#### What is needed
Retype the records word for word, from the first line through the line that contains "svg-text:...s - Performance", including that line.

#### Data to process
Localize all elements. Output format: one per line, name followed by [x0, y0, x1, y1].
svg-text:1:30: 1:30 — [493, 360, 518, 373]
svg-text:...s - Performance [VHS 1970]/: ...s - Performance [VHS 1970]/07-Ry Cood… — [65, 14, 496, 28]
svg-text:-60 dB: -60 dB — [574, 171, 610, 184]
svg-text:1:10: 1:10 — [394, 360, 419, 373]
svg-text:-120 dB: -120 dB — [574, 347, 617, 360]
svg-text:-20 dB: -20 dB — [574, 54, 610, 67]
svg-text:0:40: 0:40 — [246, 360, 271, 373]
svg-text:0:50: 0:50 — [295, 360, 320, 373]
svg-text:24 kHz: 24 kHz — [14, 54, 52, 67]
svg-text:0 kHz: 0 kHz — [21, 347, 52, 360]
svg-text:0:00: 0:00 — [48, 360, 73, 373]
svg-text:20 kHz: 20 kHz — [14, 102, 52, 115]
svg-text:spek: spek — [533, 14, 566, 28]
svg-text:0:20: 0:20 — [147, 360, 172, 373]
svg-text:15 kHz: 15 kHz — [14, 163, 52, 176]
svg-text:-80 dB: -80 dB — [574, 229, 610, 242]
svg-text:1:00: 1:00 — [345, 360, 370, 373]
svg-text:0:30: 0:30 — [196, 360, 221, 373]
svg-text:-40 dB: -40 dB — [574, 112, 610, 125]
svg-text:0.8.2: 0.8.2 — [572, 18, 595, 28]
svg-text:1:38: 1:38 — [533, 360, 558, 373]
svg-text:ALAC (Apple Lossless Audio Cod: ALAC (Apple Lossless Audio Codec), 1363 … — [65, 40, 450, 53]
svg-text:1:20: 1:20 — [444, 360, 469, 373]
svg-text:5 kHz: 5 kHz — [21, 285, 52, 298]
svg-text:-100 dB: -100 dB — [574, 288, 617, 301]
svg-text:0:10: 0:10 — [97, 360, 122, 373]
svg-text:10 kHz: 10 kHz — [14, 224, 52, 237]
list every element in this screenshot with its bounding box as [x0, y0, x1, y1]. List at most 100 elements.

#### The response
Localize all elements. Output format: one per line, name followed by [x0, y0, x1, y1].
svg-text:1:30: 1:30 — [493, 360, 518, 373]
svg-text:...s - Performance [VHS 1970]/: ...s - Performance [VHS 1970]/07-Ry Cood… — [65, 14, 496, 28]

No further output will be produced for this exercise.